--- START ITEMS ---

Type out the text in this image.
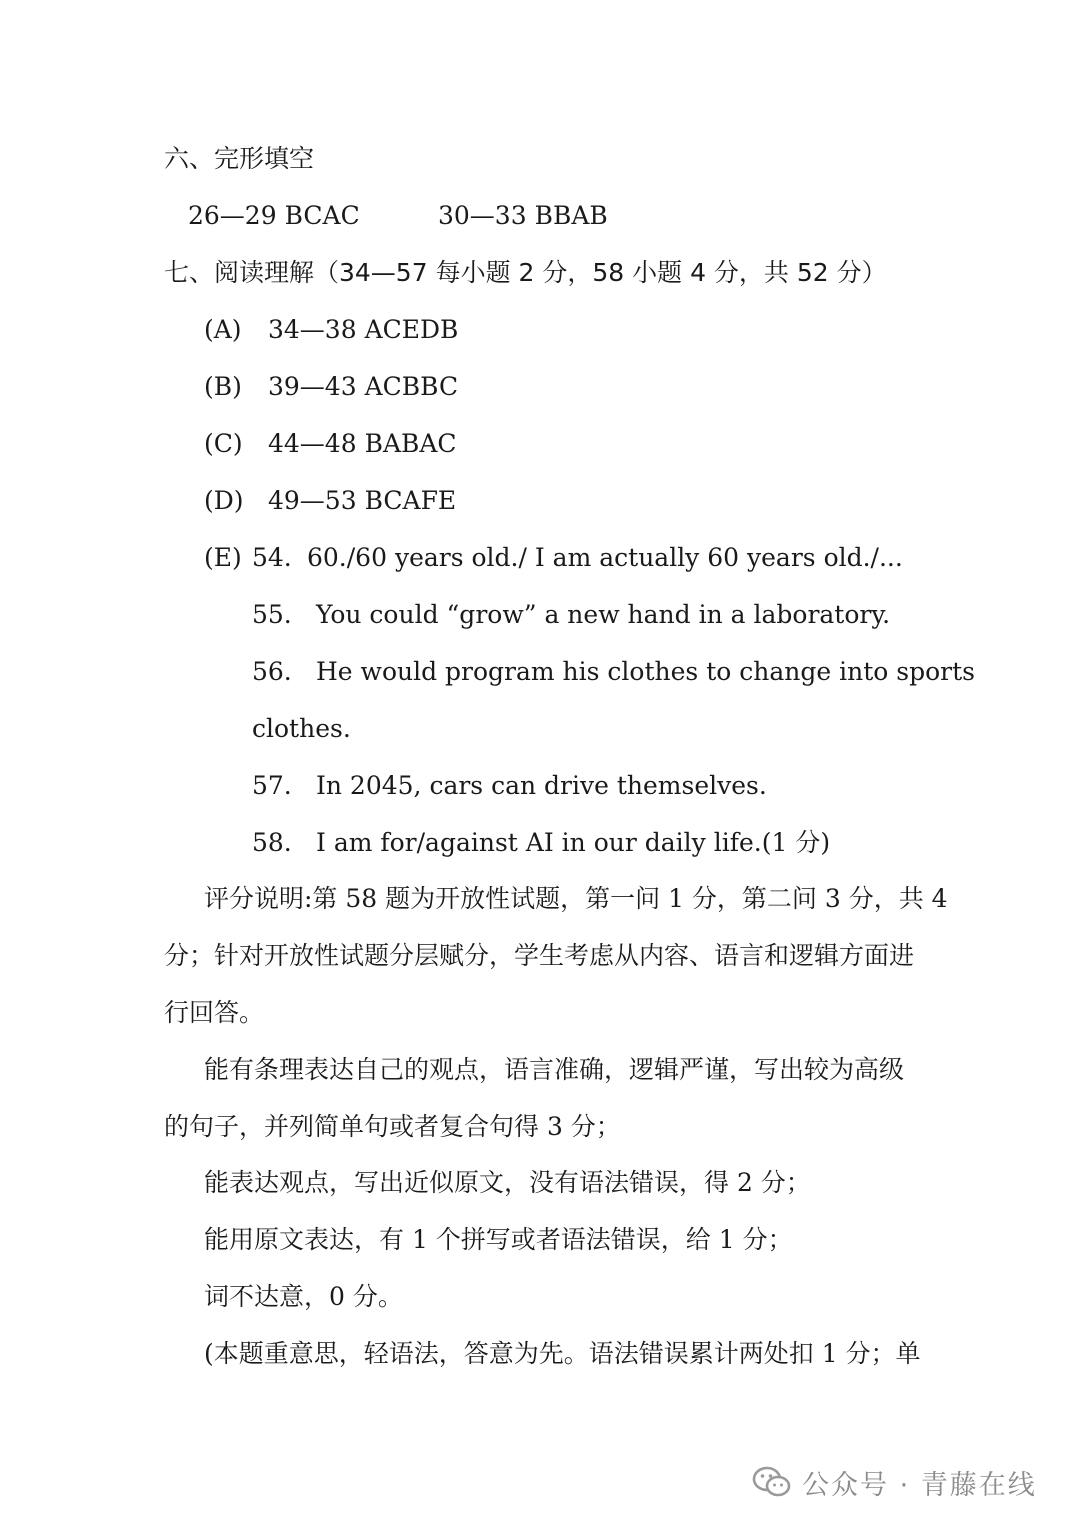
六、完形填空
26—29 BCAC	30—33 BBAB
七、阅读理解（34—57 每小题 2 分，58 小题 4 分，共 52 分）
(A) 34—38 ACEDB
(B) 39—43 ACBBC
(C) 44—48 BABAC
(D) 49—53 BCAFE
(E) 54. 60./60 years old./ I am actually 60 years old./...
55. You could “grow” a new hand in a laboratory.
56. He would program his clothes to change into sports
clothes.
57. In 2045, cars can drive themselves.
58. I am for/against AI in our daily life.(1 分)
评分说明:第 58 题为开放性试题，第一问 1 分，第二问 3 分，共 4
分；针对开放性试题分层赋分，学生考虑从内容、语言和逻辑方面进
行回答。
能有条理表达自己的观点，语言准确，逻辑严谨，写出较为高级
的句子，并列简单句或者复合句得 3 分；
能表达观点，写出近似原文，没有语法错误，得 2 分；
能用原文表达，有 1 个拼写或者语法错误，给 1 分；
词不达意，0 分。
(本题重意思，轻语法，答意为先。语法错误累计两处扣 1 分；单
公众号 · 青藤在线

--- END ITEMS ---

Retype the records exactly. Any image in them should not appear in what you write.

Type out the text in this image.
六、完形填空
26—29 BCAC	30—33 BBAB
七、阅读理解（34—57 每小题 2 分，58 小题 4 分，共 52 分）
(A) 34—38 ACEDB
(B) 39—43 ACBBC
(C) 44—48 BABAC
(D) 49—53 BCAFE
(E) 54. 60./60 years old./ I am actually 60 years old./...
55. You could “grow” a new hand in a laboratory.
56. He would program his clothes to change into sports
clothes.
57. In 2045, cars can drive themselves.
58. I am for/against AI in our daily life.(1 分)
评分说明:第 58 题为开放性试题，第一问 1 分，第二问 3 分，共 4
分；针对开放性试题分层赋分，学生考虑从内容、语言和逻辑方面进
行回答。
能有条理表达自己的观点，语言准确，逻辑严谨，写出较为高级
的句子，并列简单句或者复合句得 3 分；
能表达观点，写出近似原文，没有语法错误，得 2 分；
能用原文表达，有 1 个拼写或者语法错误，给 1 分；
词不达意，0 分。
(本题重意思，轻语法，答意为先。语法错误累计两处扣 1 分；单
公众号 · 青藤在线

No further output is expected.